▸ Your goal: Whenever a line contains the string "JSON", copy it out of the entries.

▸ Material shown:
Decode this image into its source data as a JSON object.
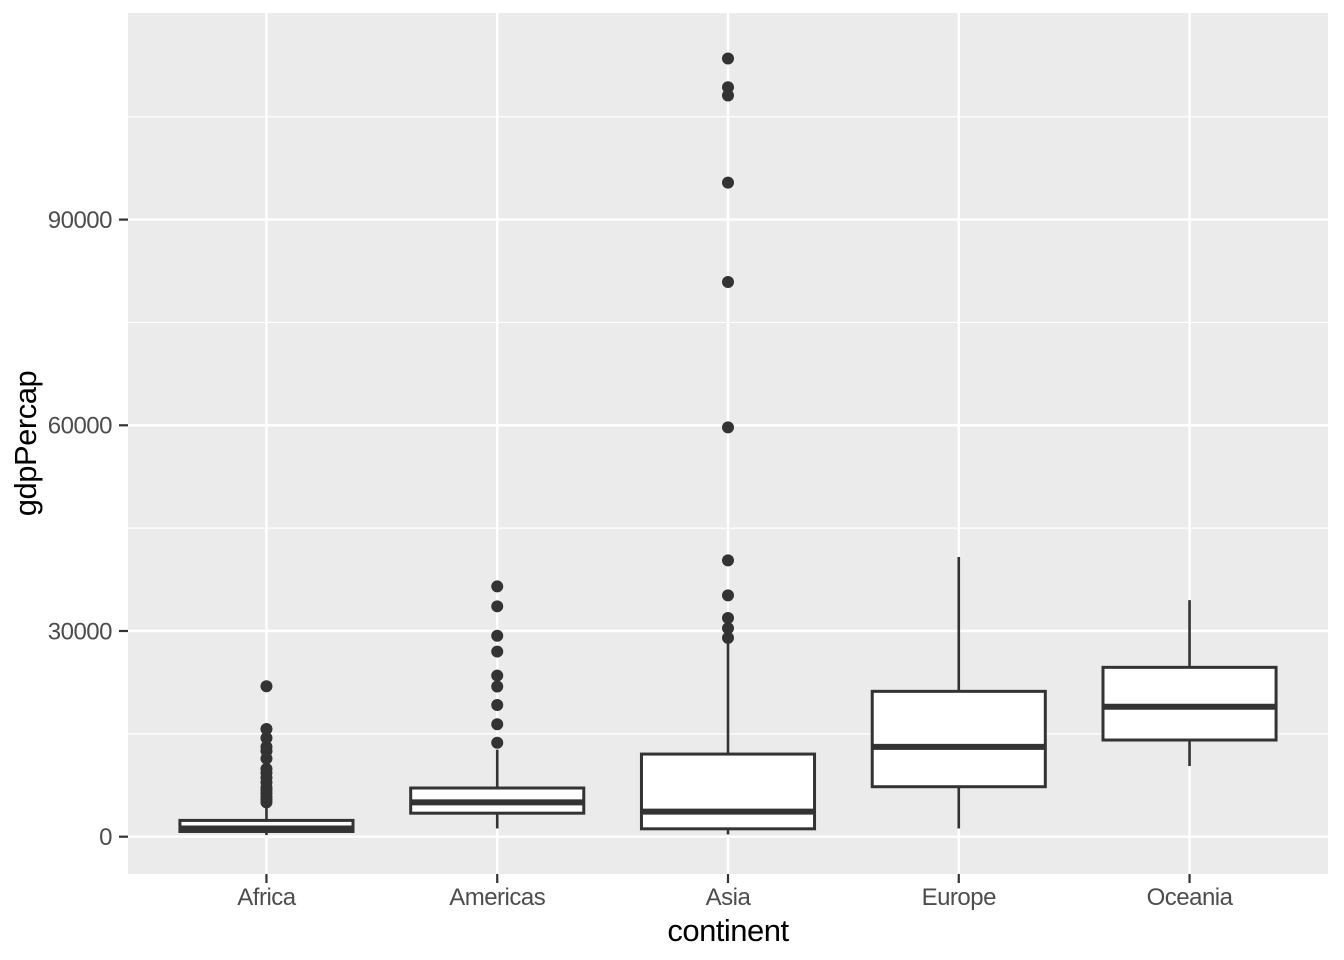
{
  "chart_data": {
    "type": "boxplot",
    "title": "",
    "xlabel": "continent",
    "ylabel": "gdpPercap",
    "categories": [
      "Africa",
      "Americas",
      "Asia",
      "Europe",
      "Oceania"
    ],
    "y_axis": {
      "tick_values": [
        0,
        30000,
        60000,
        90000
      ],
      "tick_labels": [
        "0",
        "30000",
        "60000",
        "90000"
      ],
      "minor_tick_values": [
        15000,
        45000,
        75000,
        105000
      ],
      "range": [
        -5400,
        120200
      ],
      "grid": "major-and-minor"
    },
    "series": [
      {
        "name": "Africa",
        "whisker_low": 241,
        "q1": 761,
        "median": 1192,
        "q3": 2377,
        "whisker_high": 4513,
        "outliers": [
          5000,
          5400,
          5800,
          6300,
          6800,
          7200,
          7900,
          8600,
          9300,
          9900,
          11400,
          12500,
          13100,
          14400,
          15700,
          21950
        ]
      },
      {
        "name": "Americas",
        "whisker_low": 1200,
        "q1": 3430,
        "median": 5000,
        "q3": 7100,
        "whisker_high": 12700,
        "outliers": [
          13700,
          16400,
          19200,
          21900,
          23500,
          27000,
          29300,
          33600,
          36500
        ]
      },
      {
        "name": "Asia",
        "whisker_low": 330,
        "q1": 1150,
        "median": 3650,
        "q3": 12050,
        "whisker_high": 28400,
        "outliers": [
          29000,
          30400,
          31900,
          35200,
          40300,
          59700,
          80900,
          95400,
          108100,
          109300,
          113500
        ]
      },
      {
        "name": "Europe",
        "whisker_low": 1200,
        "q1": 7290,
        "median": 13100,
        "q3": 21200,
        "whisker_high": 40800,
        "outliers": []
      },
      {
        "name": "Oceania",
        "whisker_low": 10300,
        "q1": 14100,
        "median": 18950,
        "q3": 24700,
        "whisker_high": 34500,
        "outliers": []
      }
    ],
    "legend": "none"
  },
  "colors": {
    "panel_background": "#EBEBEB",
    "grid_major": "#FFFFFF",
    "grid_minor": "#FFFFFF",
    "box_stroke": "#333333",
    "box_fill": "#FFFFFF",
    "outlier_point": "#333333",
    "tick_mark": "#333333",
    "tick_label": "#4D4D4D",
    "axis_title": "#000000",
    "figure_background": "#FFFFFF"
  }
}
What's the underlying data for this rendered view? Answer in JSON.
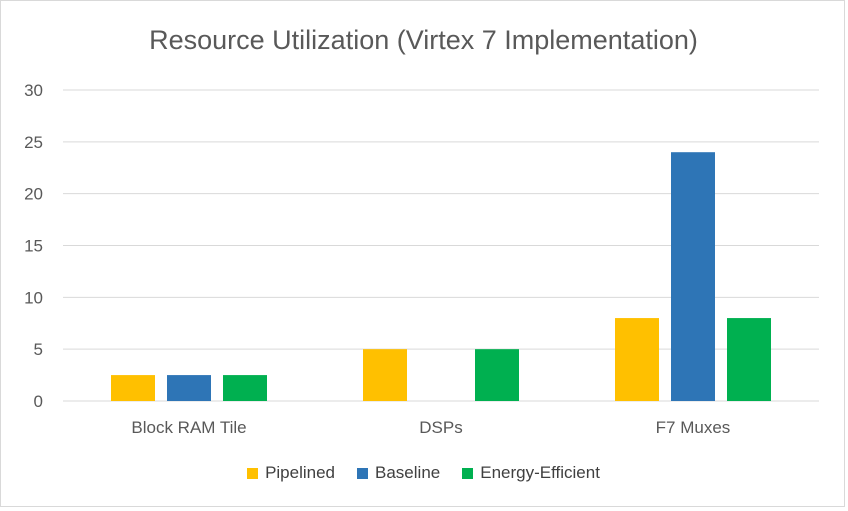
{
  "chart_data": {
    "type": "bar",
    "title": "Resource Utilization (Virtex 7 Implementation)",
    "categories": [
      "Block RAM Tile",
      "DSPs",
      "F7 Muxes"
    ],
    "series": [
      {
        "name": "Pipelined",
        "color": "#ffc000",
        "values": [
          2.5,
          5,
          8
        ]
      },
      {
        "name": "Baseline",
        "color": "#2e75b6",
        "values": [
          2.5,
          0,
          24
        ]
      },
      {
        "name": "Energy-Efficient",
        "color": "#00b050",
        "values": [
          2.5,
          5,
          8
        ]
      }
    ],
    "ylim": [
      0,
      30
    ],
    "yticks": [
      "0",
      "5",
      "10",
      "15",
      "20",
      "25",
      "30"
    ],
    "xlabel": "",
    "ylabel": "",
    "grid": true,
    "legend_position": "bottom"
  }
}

▸ Complete response:
Decode this image into its source data as a JSON object.
What's the underlying data for this rendered view? Answer in JSON.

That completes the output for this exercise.